§ Exercise prompt
Repeat every line exactly, keeping the pictures out of the copy.

## begin Working data

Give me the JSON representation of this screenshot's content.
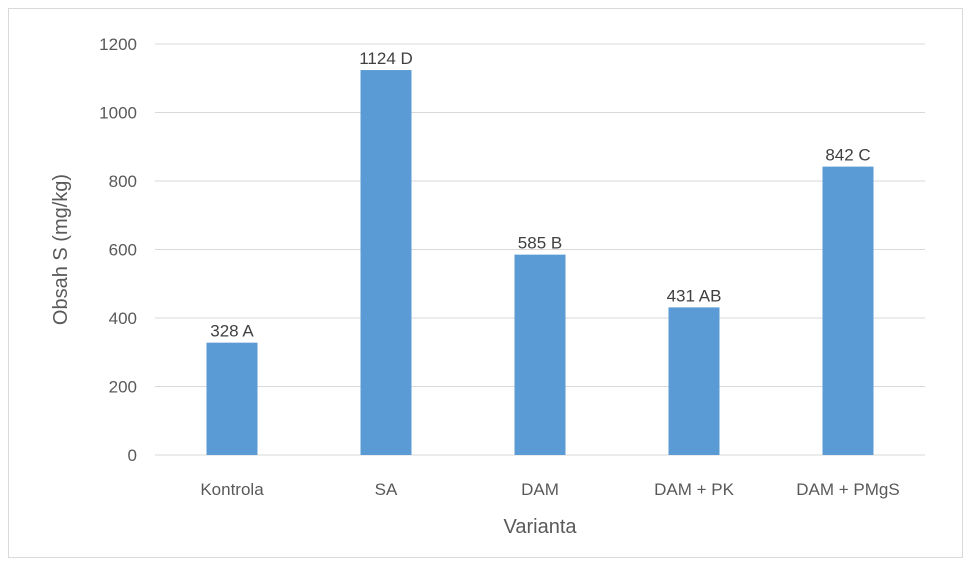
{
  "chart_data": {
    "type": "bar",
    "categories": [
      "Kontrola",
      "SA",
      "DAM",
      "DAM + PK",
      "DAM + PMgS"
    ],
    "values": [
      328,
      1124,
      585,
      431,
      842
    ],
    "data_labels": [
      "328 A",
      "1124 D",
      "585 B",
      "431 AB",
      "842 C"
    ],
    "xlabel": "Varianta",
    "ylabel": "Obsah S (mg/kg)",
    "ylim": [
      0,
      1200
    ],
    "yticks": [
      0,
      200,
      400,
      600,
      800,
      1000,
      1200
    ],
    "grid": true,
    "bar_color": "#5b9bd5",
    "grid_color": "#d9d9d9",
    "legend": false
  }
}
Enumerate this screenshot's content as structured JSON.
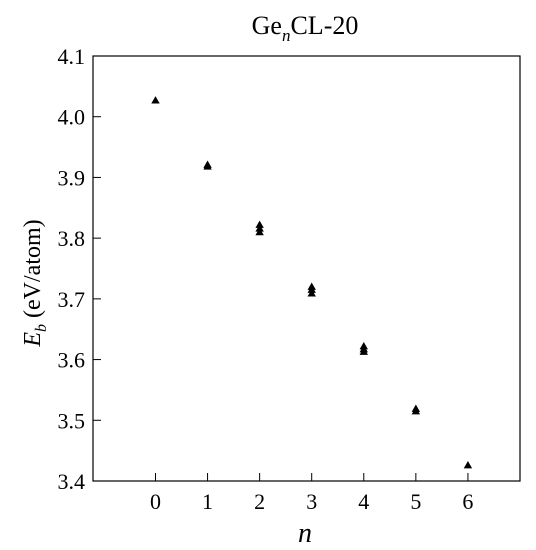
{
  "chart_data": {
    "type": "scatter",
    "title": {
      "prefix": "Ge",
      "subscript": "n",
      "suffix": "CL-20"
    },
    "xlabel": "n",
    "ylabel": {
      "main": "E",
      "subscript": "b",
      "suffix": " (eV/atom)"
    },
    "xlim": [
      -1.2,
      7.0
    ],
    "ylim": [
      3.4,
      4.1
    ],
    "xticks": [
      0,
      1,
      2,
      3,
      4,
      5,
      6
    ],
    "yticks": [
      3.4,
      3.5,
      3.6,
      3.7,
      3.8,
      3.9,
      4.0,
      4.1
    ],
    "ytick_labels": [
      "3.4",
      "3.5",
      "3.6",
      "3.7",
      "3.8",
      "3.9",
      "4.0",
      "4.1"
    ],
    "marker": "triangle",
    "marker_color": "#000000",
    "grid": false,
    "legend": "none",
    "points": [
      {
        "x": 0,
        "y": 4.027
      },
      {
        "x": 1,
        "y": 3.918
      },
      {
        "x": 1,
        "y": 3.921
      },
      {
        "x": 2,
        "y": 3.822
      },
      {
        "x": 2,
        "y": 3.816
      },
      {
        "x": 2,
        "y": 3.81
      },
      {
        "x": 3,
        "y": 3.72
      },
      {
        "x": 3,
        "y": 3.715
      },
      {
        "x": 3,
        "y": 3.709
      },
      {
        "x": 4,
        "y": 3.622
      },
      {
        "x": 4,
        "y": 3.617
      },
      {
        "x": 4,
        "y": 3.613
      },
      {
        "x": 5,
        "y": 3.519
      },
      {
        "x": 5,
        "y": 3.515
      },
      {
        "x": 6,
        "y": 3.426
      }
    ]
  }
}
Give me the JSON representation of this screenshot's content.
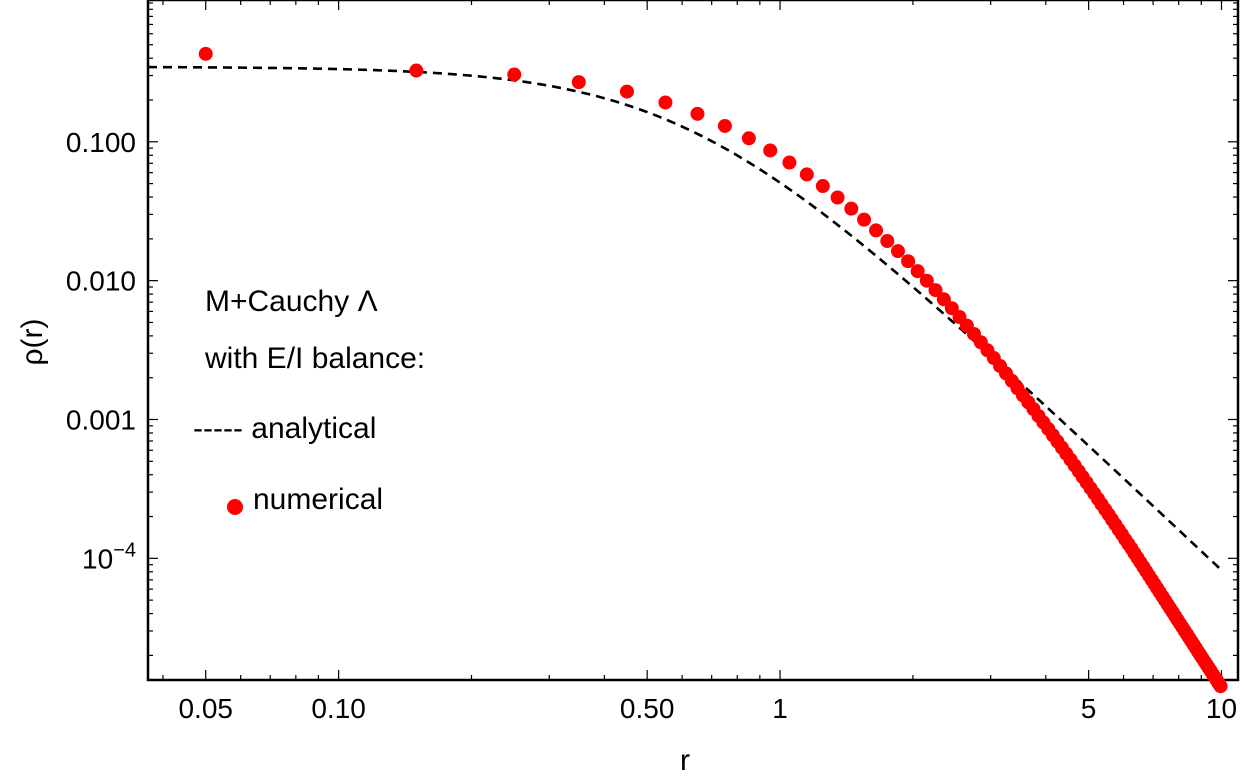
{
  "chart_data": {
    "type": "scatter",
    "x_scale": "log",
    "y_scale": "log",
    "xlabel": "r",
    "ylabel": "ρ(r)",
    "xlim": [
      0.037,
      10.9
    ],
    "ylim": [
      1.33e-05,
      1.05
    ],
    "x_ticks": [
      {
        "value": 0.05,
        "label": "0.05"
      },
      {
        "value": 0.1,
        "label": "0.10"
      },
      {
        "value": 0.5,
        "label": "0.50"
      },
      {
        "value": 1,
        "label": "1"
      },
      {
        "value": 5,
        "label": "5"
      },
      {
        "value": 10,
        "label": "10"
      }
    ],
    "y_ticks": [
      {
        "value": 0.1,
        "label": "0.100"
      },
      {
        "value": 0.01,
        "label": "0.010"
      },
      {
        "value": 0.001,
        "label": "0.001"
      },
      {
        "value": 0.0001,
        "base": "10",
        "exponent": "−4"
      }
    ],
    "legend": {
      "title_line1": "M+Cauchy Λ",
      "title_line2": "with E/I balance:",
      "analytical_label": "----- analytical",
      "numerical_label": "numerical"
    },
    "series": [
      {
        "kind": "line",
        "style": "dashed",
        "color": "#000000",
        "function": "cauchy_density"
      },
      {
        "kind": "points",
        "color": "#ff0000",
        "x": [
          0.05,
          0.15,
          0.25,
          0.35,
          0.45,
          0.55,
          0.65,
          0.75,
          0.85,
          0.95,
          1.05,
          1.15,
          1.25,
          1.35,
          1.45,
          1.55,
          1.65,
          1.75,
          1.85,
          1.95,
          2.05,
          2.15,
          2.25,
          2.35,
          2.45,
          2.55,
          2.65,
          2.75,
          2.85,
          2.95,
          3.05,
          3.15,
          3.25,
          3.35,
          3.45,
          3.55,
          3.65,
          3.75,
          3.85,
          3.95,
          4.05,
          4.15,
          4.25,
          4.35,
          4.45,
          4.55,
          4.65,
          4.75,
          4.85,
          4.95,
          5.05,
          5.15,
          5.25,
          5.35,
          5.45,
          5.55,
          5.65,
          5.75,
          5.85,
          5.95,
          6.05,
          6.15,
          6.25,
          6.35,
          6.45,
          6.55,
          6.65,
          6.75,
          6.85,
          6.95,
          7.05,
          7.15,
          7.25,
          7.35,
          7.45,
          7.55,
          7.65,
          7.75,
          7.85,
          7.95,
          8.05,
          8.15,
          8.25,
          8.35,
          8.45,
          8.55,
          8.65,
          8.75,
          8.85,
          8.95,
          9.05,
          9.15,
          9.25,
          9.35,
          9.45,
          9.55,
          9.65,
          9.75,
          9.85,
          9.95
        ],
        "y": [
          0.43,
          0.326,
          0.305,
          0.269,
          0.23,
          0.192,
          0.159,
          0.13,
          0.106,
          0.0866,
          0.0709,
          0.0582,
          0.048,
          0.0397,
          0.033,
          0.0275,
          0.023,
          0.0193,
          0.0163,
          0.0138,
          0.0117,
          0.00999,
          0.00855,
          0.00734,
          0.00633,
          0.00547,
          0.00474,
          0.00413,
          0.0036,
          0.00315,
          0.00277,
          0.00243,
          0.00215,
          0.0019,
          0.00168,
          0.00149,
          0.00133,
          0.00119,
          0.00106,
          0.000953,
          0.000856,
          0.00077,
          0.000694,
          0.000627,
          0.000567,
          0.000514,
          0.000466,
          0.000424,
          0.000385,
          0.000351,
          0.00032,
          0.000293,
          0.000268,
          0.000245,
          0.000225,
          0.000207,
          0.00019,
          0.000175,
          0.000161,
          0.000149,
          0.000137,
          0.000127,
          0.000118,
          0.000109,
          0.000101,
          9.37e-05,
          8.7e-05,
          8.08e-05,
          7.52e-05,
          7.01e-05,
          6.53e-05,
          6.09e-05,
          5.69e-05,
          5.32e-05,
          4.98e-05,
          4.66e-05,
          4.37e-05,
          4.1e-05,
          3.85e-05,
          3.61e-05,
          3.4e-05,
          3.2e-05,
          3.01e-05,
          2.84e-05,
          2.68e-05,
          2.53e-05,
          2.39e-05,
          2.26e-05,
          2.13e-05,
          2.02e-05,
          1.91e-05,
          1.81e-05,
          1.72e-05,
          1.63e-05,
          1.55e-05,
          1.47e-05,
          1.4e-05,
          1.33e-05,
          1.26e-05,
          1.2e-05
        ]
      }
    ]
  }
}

## end Working data

§ Expected answer
Give me the JSON representation of this screenshot's content.
{
  "chart_data": {
    "type": "bar",
    "categories": [
      "Kontrola",
      "SA",
      "DAM",
      "DAM + PK",
      "DAM + PMgS"
    ],
    "values": [
      328,
      1124,
      585,
      431,
      842
    ],
    "data_labels": [
      "328 A",
      "1124 D",
      "585 B",
      "431 AB",
      "842 C"
    ],
    "xlabel": "Varianta",
    "ylabel": "Obsah S (mg/kg)",
    "ylim": [
      0,
      1200
    ],
    "yticks": [
      0,
      200,
      400,
      600,
      800,
      1000,
      1200
    ],
    "grid": true,
    "bar_color": "#5b9bd5",
    "grid_color": "#d9d9d9",
    "legend": false
  }
}
Enumerate this screenshot's content as structured JSON.
{
  "chart_data": {
    "type": "scatter",
    "title": {
      "prefix": "Ge",
      "subscript": "n",
      "suffix": "CL-20"
    },
    "xlabel": "n",
    "ylabel": {
      "main": "E",
      "subscript": "b",
      "suffix": " (eV/atom)"
    },
    "xlim": [
      -1.2,
      7.0
    ],
    "ylim": [
      3.4,
      4.1
    ],
    "xticks": [
      0,
      1,
      2,
      3,
      4,
      5,
      6
    ],
    "yticks": [
      3.4,
      3.5,
      3.6,
      3.7,
      3.8,
      3.9,
      4.0,
      4.1
    ],
    "ytick_labels": [
      "3.4",
      "3.5",
      "3.6",
      "3.7",
      "3.8",
      "3.9",
      "4.0",
      "4.1"
    ],
    "marker": "triangle",
    "marker_color": "#000000",
    "grid": false,
    "legend": "none",
    "points": [
      {
        "x": 0,
        "y": 4.027
      },
      {
        "x": 1,
        "y": 3.918
      },
      {
        "x": 1,
        "y": 3.921
      },
      {
        "x": 2,
        "y": 3.822
      },
      {
        "x": 2,
        "y": 3.816
      },
      {
        "x": 2,
        "y": 3.81
      },
      {
        "x": 3,
        "y": 3.72
      },
      {
        "x": 3,
        "y": 3.715
      },
      {
        "x": 3,
        "y": 3.709
      },
      {
        "x": 4,
        "y": 3.622
      },
      {
        "x": 4,
        "y": 3.617
      },
      {
        "x": 4,
        "y": 3.613
      },
      {
        "x": 5,
        "y": 3.519
      },
      {
        "x": 5,
        "y": 3.515
      },
      {
        "x": 6,
        "y": 3.426
      }
    ]
  }
}
Give me the JSON representation of this screenshot's content.
{
  "chart_data": {
    "type": "scatter",
    "x_scale": "log",
    "y_scale": "log",
    "xlabel": "r",
    "ylabel": "ρ(r)",
    "xlim": [
      0.037,
      10.9
    ],
    "ylim": [
      1.33e-05,
      1.05
    ],
    "x_ticks": [
      {
        "value": 0.05,
        "label": "0.05"
      },
      {
        "value": 0.1,
        "label": "0.10"
      },
      {
        "value": 0.5,
        "label": "0.50"
      },
      {
        "value": 1,
        "label": "1"
      },
      {
        "value": 5,
        "label": "5"
      },
      {
        "value": 10,
        "label": "10"
      }
    ],
    "y_ticks": [
      {
        "value": 0.1,
        "label": "0.100"
      },
      {
        "value": 0.01,
        "label": "0.010"
      },
      {
        "value": 0.001,
        "label": "0.001"
      },
      {
        "value": 0.0001,
        "base": "10",
        "exponent": "−4"
      }
    ],
    "legend": {
      "title_line1": "M+Cauchy Λ",
      "title_line2": "with E/I balance:",
      "analytical_label": "----- analytical",
      "numerical_label": "numerical"
    },
    "series": [
      {
        "kind": "line",
        "style": "dashed",
        "color": "#000000",
        "function": "cauchy_density"
      },
      {
        "kind": "points",
        "color": "#ff0000",
        "x": [
          0.05,
          0.15,
          0.25,
          0.35,
          0.45,
          0.55,
          0.65,
          0.75,
          0.85,
          0.95,
          1.05,
          1.15,
          1.25,
          1.35,
          1.45,
          1.55,
          1.65,
          1.75,
          1.85,
          1.95,
          2.05,
          2.15,
          2.25,
          2.35,
          2.45,
          2.55,
          2.65,
          2.75,
          2.85,
          2.95,
          3.05,
          3.15,
          3.25,
          3.35,
          3.45,
          3.55,
          3.65,
          3.75,
          3.85,
          3.95,
          4.05,
          4.15,
          4.25,
          4.35,
          4.45,
          4.55,
          4.65,
          4.75,
          4.85,
          4.95,
          5.05,
          5.15,
          5.25,
          5.35,
          5.45,
          5.55,
          5.65,
          5.75,
          5.85,
          5.95,
          6.05,
          6.15,
          6.25,
          6.35,
          6.45,
          6.55,
          6.65,
          6.75,
          6.85,
          6.95,
          7.05,
          7.15,
          7.25,
          7.35,
          7.45,
          7.55,
          7.65,
          7.75,
          7.85,
          7.95,
          8.05,
          8.15,
          8.25,
          8.35,
          8.45,
          8.55,
          8.65,
          8.75,
          8.85,
          8.95,
          9.05,
          9.15,
          9.25,
          9.35,
          9.45,
          9.55,
          9.65,
          9.75,
          9.85,
          9.95
        ],
        "y": [
          0.43,
          0.326,
          0.305,
          0.269,
          0.23,
          0.192,
          0.159,
          0.13,
          0.106,
          0.0866,
          0.0709,
          0.0582,
          0.048,
          0.0397,
          0.033,
          0.0275,
          0.023,
          0.0193,
          0.0163,
          0.0138,
          0.0117,
          0.00999,
          0.00855,
          0.00734,
          0.00633,
          0.00547,
          0.00474,
          0.00413,
          0.0036,
          0.00315,
          0.00277,
          0.00243,
          0.00215,
          0.0019,
          0.00168,
          0.00149,
          0.00133,
          0.00119,
          0.00106,
          0.000953,
          0.000856,
          0.00077,
          0.000694,
          0.000627,
          0.000567,
          0.000514,
          0.000466,
          0.000424,
          0.000385,
          0.000351,
          0.00032,
          0.000293,
          0.000268,
          0.000245,
          0.000225,
          0.000207,
          0.00019,
          0.000175,
          0.000161,
          0.000149,
          0.000137,
          0.000127,
          0.000118,
          0.000109,
          0.000101,
          9.37e-05,
          8.7e-05,
          8.08e-05,
          7.52e-05,
          7.01e-05,
          6.53e-05,
          6.09e-05,
          5.69e-05,
          5.32e-05,
          4.98e-05,
          4.66e-05,
          4.37e-05,
          4.1e-05,
          3.85e-05,
          3.61e-05,
          3.4e-05,
          3.2e-05,
          3.01e-05,
          2.84e-05,
          2.68e-05,
          2.53e-05,
          2.39e-05,
          2.26e-05,
          2.13e-05,
          2.02e-05,
          1.91e-05,
          1.81e-05,
          1.72e-05,
          1.63e-05,
          1.55e-05,
          1.47e-05,
          1.4e-05,
          1.33e-05,
          1.26e-05,
          1.2e-05
        ]
      }
    ]
  }
}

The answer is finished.